_TASK BRIEF:_ Copy out each line that includes the word "output".
►
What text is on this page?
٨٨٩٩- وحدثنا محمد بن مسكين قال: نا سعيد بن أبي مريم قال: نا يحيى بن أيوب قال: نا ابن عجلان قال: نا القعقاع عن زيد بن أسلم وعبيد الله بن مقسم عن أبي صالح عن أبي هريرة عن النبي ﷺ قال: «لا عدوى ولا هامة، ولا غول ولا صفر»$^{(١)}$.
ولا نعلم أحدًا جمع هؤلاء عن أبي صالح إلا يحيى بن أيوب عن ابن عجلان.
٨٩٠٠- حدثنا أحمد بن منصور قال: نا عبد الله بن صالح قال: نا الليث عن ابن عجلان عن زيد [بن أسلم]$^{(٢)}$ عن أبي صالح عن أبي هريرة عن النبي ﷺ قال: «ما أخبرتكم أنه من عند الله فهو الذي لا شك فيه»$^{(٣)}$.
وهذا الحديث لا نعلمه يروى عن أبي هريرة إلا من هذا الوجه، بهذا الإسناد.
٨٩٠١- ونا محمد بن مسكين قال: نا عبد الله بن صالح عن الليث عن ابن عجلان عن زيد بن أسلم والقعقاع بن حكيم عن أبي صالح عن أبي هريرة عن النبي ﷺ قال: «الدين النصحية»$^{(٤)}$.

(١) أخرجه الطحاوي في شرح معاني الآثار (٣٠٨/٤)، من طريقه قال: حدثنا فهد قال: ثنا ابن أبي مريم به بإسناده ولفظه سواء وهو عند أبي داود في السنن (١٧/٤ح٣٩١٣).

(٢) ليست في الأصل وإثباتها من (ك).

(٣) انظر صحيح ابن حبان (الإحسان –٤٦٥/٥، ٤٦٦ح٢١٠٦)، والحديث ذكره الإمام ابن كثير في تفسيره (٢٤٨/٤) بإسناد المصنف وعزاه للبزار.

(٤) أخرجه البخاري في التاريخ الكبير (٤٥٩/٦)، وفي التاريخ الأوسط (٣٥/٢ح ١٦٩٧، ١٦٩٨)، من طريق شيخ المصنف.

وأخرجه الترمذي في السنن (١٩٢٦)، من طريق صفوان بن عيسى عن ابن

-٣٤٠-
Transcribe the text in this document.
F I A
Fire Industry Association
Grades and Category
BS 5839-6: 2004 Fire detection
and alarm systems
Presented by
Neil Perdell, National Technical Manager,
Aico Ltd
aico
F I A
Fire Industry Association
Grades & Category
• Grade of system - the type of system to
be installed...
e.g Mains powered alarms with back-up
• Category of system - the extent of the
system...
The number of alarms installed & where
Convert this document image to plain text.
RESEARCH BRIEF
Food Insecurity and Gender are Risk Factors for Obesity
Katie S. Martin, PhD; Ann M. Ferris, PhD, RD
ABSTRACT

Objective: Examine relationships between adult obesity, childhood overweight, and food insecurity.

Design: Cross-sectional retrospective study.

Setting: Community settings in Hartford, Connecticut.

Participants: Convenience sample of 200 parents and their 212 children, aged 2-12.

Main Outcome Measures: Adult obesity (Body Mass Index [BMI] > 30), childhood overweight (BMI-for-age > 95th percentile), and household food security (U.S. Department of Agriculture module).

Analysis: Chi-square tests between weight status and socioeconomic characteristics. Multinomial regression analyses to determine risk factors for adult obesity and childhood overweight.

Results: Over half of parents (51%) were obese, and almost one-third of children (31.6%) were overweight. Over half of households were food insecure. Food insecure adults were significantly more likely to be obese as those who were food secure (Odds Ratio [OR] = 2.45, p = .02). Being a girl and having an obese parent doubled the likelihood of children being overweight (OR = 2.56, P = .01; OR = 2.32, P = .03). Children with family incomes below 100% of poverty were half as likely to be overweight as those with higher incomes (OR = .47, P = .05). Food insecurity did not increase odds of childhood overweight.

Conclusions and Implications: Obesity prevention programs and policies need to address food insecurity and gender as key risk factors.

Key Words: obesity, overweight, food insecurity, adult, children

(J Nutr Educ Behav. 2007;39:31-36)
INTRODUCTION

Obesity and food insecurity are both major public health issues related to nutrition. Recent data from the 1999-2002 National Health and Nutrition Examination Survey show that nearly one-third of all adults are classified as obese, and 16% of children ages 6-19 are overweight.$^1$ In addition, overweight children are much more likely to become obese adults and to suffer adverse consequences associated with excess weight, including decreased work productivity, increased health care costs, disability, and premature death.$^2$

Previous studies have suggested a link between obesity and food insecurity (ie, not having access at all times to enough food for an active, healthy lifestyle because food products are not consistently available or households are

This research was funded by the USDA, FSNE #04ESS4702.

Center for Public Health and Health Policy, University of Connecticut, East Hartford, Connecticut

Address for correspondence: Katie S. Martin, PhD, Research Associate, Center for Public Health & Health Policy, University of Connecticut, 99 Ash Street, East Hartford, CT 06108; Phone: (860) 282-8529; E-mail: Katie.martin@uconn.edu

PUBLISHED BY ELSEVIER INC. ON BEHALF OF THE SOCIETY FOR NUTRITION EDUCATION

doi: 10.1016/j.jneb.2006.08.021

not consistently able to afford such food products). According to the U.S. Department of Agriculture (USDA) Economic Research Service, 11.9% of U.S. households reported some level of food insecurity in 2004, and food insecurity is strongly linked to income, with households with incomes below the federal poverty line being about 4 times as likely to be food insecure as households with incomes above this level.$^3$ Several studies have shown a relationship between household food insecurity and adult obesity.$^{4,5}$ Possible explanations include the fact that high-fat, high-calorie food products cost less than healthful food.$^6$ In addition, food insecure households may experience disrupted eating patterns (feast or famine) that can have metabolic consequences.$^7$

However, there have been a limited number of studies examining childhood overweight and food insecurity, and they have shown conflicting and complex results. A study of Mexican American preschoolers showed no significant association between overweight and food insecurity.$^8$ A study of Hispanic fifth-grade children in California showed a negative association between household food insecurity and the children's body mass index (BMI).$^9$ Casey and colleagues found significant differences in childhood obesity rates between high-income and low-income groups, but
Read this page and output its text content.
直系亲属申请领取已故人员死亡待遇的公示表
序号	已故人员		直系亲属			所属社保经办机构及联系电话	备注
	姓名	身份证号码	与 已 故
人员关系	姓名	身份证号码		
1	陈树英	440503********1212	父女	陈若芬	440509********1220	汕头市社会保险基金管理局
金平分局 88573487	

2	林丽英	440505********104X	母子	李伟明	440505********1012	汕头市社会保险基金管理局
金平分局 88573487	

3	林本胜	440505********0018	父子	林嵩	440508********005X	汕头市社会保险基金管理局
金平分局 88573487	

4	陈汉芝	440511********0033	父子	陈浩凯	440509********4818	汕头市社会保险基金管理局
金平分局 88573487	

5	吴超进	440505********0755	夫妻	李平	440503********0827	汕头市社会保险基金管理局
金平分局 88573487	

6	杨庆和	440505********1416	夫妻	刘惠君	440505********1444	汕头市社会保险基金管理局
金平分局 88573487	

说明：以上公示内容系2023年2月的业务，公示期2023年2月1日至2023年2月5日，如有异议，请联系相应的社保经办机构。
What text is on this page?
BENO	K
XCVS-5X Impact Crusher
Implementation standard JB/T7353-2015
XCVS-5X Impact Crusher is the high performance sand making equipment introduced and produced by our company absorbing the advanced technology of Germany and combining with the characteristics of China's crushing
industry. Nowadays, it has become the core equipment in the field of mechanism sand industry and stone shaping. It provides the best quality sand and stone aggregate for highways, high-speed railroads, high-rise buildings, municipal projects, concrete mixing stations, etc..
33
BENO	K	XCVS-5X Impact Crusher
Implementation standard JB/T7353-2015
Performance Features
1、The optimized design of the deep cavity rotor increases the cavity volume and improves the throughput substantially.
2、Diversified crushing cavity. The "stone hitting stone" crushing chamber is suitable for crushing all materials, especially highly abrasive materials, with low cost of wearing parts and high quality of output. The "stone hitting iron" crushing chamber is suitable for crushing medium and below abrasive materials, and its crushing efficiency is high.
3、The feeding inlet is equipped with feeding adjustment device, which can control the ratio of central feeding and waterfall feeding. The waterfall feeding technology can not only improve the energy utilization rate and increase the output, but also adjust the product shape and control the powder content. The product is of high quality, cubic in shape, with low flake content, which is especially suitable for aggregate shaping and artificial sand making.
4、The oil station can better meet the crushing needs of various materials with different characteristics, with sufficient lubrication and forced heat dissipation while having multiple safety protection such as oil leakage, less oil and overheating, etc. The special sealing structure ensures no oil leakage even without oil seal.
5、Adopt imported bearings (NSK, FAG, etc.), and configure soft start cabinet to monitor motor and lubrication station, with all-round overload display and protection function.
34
◄
_CORRECT RESULT:_
Read this page and output its text content.
2、Diversified crushing cavity. The "stone hitting stone" crushing chamber is suitable for crushing all materials, especially highly abrasive materials, with low cost of wearing parts and high quality of output. The "stone hitting iron" crushing chamber is suitable for crushing medium and below abrasive materials, and its crushing efficiency is high.
3、The feeding inlet is equipped with feeding adjustment device, which can control the ratio of central feeding and waterfall feeding. The waterfall feeding technology can not only improve the energy utilization rate and increase the output, but also adjust the product shape and control the powder content. The product is of high quality, cubic in shape, with low flake content, which is especially suitable for aggregate shaping and artificial sand making.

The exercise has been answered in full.